(Directions for this task)
Each entry should be quoted word for word, including every mark of punctuation.

(Input data)
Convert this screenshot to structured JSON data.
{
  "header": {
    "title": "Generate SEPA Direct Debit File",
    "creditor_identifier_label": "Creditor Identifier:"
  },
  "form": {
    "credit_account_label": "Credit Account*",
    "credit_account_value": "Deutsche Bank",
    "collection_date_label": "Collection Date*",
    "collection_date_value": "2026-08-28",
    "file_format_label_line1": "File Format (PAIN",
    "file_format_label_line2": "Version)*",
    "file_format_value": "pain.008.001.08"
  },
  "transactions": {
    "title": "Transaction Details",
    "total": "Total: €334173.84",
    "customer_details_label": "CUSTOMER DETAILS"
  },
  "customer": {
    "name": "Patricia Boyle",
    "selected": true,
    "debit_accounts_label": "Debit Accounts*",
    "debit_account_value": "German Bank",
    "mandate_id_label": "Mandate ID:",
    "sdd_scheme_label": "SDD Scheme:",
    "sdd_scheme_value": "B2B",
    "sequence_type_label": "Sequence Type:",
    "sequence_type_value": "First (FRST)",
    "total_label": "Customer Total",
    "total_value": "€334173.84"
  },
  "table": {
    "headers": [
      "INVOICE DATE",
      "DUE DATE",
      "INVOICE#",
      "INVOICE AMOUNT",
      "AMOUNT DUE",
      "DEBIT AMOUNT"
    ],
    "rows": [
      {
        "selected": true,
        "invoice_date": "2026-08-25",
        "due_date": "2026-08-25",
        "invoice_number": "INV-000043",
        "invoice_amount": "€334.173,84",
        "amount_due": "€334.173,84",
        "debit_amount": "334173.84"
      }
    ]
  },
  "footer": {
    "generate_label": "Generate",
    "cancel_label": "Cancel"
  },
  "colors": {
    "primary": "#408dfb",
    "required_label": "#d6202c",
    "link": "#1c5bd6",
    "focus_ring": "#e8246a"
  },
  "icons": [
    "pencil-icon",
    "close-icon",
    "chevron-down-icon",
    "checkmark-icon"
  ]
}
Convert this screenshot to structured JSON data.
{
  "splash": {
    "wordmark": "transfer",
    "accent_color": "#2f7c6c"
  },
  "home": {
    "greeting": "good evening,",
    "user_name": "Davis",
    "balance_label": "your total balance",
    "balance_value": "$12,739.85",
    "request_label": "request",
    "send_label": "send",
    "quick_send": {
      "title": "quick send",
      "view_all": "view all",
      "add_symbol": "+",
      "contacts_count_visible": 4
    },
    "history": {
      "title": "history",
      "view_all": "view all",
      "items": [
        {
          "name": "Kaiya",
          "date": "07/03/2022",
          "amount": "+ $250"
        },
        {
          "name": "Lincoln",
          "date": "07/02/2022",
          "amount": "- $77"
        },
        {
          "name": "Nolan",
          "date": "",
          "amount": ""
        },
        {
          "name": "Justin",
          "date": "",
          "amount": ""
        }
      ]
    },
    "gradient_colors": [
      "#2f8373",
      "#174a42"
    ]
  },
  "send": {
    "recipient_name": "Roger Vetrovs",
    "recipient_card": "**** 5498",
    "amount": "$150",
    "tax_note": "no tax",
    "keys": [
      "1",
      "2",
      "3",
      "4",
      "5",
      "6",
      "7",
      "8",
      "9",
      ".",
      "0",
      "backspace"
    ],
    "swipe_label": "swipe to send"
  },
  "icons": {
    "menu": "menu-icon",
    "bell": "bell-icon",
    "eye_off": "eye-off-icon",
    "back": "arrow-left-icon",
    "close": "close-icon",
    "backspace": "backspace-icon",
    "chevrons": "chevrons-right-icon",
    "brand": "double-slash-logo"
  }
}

(The solution)
Convert this screenshot to structured JSON data.
{
  "header": {
    "title": "Generate SEPA Direct Debit File",
    "creditor_identifier_label": "Creditor Identifier:"
  },
  "form": {
    "credit_account_label": "Credit Account*",
    "credit_account_value": "Deutsche Bank",
    "collection_date_label": "Collection Date*",
    "collection_date_value": "2026-08-28",
    "file_format_label_line1": "File Format (PAIN",
    "file_format_label_line2": "Version)*",
    "file_format_value": "pain.008.001.08"
  },
  "transactions": {
    "title": "Transaction Details",
    "total": "Total: €334173.84",
    "customer_details_label": "CUSTOMER DETAILS"
  },
  "customer": {
    "name": "Patricia Boyle",
    "selected": true,
    "debit_accounts_label": "Debit Accounts*",
    "debit_account_value": "German Bank",
    "mandate_id_label": "Mandate ID:",
    "sdd_scheme_label": "SDD Scheme:",
    "sdd_scheme_value": "B2B",
    "sequence_type_label": "Sequence Type:",
    "sequence_type_value": "First (FRST)",
    "total_label": "Customer Total",
    "total_value": "€334173.84"
  },
  "table": {
    "headers": [
      "INVOICE DATE",
      "DUE DATE",
      "INVOICE#",
      "INVOICE AMOUNT",
      "AMOUNT DUE",
      "DEBIT AMOUNT"
    ],
    "rows": [
      {
        "selected": true,
        "invoice_date": "2026-08-25",
        "due_date": "2026-08-25",
        "invoice_number": "INV-000043",
        "invoice_amount": "€334.173,84",
        "amount_due": "€334.173,84",
        "debit_amount": "334173.84"
      }
    ]
  },
  "footer": {
    "generate_label": "Generate",
    "cancel_label": "Cancel"
  },
  "colors": {
    "primary": "#408dfb",
    "required_label": "#d6202c",
    "link": "#1c5bd6",
    "focus_ring": "#e8246a"
  },
  "icons": [
    "pencil-icon",
    "close-icon",
    "chevron-down-icon",
    "checkmark-icon"
  ]
}
Convert this screenshot to structured JSON data.
{
  "splash": {
    "wordmark": "transfer",
    "accent_color": "#2f7c6c"
  },
  "home": {
    "greeting": "good evening,",
    "user_name": "Davis",
    "balance_label": "your total balance",
    "balance_value": "$12,739.85",
    "request_label": "request",
    "send_label": "send",
    "quick_send": {
      "title": "quick send",
      "view_all": "view all",
      "add_symbol": "+",
      "contacts_count_visible": 4
    },
    "history": {
      "title": "history",
      "view_all": "view all",
      "items": [
        {
          "name": "Kaiya",
          "date": "07/03/2022",
          "amount": "+ $250"
        },
        {
          "name": "Lincoln",
          "date": "07/02/2022",
          "amount": "- $77"
        },
        {
          "name": "Nolan",
          "date": "",
          "amount": ""
        },
        {
          "name": "Justin",
          "date": "",
          "amount": ""
        }
      ]
    },
    "gradient_colors": [
      "#2f8373",
      "#174a42"
    ]
  },
  "send": {
    "recipient_name": "Roger Vetrovs",
    "recipient_card": "**** 5498",
    "amount": "$150",
    "tax_note": "no tax",
    "keys": [
      "1",
      "2",
      "3",
      "4",
      "5",
      "6",
      "7",
      "8",
      "9",
      ".",
      "0",
      "backspace"
    ],
    "swipe_label": "swipe to send"
  },
  "icons": {
    "menu": "menu-icon",
    "bell": "bell-icon",
    "eye_off": "eye-off-icon",
    "back": "arrow-left-icon",
    "close": "close-icon",
    "backspace": "backspace-icon",
    "chevrons": "chevrons-right-icon",
    "brand": "double-slash-logo"
  }
}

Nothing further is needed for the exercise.